***** Given entries *****
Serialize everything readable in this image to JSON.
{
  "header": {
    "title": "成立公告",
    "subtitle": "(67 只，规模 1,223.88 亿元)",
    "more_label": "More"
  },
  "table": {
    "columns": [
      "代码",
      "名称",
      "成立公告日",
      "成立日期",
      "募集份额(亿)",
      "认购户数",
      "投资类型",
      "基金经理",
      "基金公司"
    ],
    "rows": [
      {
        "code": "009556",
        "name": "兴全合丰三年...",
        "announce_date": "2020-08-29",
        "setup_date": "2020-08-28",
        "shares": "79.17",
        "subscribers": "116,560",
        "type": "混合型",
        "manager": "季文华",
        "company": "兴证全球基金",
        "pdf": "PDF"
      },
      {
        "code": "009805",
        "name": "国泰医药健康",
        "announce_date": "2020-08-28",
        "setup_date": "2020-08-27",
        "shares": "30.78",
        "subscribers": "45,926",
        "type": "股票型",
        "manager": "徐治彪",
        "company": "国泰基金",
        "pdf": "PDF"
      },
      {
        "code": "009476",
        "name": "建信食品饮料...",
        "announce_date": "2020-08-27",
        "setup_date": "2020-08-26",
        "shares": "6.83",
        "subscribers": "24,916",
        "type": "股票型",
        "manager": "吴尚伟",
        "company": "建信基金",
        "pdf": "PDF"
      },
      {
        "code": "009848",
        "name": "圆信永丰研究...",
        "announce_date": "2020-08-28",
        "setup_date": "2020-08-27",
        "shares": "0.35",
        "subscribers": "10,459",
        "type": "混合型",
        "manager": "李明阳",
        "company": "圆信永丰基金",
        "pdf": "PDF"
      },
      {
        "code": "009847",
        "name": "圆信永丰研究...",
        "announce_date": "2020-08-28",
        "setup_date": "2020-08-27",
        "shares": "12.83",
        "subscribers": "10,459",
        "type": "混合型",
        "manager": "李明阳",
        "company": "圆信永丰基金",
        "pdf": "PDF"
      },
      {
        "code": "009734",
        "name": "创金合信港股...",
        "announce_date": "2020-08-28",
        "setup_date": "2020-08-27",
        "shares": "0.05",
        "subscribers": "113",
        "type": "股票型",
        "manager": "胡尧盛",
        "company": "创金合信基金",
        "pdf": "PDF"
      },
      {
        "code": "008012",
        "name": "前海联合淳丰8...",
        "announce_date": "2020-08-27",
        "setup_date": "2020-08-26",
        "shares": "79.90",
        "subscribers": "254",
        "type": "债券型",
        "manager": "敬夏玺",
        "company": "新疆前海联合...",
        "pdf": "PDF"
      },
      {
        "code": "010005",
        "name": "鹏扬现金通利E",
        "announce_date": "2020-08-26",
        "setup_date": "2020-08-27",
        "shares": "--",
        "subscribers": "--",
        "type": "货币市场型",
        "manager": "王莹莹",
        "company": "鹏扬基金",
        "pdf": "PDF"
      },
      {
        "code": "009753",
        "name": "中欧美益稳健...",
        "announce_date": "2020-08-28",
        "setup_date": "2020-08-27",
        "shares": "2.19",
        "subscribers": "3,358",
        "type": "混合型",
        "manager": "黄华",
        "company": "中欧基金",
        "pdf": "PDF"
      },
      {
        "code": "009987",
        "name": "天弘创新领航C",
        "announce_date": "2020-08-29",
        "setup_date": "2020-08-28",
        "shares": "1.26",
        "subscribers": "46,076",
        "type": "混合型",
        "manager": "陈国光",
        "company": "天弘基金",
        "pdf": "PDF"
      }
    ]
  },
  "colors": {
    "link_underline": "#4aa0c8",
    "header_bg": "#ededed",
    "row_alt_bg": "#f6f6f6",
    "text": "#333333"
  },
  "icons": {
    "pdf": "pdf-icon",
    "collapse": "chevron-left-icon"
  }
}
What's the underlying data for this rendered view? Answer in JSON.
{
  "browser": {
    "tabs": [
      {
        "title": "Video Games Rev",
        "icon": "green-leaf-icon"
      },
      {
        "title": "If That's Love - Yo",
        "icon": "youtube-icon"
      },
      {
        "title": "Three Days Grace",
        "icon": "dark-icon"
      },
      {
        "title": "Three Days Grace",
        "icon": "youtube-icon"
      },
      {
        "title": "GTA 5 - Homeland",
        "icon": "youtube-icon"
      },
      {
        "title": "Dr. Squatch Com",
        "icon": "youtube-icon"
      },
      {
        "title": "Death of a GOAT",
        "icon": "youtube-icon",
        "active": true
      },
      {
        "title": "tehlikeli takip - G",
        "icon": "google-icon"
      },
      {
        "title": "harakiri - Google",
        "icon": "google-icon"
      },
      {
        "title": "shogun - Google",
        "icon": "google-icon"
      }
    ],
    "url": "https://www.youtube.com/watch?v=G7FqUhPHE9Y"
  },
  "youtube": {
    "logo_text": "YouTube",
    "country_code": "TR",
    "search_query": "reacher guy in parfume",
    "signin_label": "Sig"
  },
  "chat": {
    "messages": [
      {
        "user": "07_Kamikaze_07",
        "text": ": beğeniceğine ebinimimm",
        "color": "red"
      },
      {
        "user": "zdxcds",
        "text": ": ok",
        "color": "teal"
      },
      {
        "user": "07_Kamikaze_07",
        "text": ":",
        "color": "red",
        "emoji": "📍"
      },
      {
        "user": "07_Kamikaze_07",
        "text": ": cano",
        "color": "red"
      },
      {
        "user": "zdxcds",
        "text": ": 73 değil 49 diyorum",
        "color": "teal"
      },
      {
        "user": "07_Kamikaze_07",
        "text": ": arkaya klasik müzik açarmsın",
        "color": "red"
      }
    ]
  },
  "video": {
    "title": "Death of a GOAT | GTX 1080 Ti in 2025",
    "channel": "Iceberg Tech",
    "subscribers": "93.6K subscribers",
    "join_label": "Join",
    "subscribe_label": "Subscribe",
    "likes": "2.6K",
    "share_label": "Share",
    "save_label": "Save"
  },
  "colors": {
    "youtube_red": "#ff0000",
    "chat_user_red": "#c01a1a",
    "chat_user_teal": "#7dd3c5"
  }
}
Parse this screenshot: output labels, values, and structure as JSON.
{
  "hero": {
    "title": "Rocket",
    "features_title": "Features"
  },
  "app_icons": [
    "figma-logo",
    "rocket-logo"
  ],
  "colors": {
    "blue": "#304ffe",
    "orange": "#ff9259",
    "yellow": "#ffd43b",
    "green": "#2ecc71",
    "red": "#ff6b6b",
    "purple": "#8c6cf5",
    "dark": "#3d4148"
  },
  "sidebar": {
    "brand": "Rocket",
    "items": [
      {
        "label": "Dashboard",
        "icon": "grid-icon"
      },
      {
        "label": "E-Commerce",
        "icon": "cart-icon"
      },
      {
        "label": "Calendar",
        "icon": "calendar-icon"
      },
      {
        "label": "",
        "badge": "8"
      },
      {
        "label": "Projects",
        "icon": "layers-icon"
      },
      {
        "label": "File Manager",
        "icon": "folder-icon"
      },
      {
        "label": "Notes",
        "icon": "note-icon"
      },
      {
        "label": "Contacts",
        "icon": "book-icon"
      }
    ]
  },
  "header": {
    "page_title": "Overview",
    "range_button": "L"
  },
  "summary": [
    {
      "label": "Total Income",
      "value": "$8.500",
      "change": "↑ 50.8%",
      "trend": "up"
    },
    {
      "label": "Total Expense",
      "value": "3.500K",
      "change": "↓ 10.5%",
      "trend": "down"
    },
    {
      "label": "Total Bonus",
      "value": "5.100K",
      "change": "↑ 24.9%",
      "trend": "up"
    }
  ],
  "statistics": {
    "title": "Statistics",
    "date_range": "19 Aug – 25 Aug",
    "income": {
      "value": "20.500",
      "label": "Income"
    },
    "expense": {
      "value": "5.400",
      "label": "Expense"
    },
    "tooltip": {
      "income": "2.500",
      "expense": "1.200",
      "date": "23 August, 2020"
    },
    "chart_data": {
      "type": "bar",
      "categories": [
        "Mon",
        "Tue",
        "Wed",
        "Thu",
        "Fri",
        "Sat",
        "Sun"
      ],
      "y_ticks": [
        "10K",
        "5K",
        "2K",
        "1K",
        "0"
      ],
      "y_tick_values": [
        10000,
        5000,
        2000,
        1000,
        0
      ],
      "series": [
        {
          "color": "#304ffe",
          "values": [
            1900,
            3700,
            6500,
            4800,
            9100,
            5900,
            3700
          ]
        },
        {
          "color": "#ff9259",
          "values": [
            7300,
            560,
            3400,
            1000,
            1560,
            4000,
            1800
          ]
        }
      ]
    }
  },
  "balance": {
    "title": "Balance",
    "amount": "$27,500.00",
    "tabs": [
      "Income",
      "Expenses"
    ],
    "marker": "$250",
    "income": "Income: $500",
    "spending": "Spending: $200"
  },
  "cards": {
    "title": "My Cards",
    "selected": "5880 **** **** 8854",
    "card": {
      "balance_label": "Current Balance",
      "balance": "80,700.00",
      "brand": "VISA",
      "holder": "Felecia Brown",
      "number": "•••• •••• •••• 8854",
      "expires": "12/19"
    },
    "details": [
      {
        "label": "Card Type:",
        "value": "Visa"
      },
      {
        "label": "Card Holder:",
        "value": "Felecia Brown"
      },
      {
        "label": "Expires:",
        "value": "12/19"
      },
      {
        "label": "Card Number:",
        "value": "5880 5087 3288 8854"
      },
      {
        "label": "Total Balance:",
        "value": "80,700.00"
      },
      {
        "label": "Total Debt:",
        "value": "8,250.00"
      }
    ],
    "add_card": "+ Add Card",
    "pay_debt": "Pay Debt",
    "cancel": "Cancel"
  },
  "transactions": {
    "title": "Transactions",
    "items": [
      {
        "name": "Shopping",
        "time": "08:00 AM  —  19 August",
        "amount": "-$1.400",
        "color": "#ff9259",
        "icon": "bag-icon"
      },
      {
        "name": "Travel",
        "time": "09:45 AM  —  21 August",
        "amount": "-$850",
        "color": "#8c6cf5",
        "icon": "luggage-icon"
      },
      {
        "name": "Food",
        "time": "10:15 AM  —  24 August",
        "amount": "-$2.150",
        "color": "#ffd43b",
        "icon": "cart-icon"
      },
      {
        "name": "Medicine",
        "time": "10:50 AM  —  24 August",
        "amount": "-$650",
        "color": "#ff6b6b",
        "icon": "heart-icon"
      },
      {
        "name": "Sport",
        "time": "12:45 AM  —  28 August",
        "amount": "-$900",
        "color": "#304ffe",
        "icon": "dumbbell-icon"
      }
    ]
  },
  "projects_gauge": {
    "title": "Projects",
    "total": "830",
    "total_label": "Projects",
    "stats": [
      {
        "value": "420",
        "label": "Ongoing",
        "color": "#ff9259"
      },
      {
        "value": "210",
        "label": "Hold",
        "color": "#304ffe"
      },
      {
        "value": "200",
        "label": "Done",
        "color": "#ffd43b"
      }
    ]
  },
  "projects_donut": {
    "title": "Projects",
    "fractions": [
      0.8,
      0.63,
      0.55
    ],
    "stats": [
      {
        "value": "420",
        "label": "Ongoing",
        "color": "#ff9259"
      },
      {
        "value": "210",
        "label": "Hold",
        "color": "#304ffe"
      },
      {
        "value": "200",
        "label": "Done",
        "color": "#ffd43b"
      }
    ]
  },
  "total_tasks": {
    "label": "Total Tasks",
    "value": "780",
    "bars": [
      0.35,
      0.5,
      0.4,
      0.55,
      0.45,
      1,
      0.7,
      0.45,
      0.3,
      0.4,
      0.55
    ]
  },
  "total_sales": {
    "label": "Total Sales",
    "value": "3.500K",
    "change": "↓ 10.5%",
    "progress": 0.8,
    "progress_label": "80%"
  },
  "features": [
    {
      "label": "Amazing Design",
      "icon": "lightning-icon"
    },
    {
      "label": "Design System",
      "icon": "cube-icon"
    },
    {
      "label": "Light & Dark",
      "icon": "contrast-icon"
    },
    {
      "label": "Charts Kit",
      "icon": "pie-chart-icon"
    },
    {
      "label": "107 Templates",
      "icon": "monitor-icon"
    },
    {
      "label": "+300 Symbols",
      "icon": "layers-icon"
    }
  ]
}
*****
▶ [Exercise prompt]: Gather all lines from the listing above in which "shares" occurs.

▶ [Solution to this problem]:
        "shares": "79.17",
        "shares": "30.78",
        "shares": "6.83",
        "shares": "0.35",
        "shares": "12.83",
        "shares": "0.05",
        "shares": "79.90",
        "shares": "--",
        "shares": "2.19",
        "shares": "1.26",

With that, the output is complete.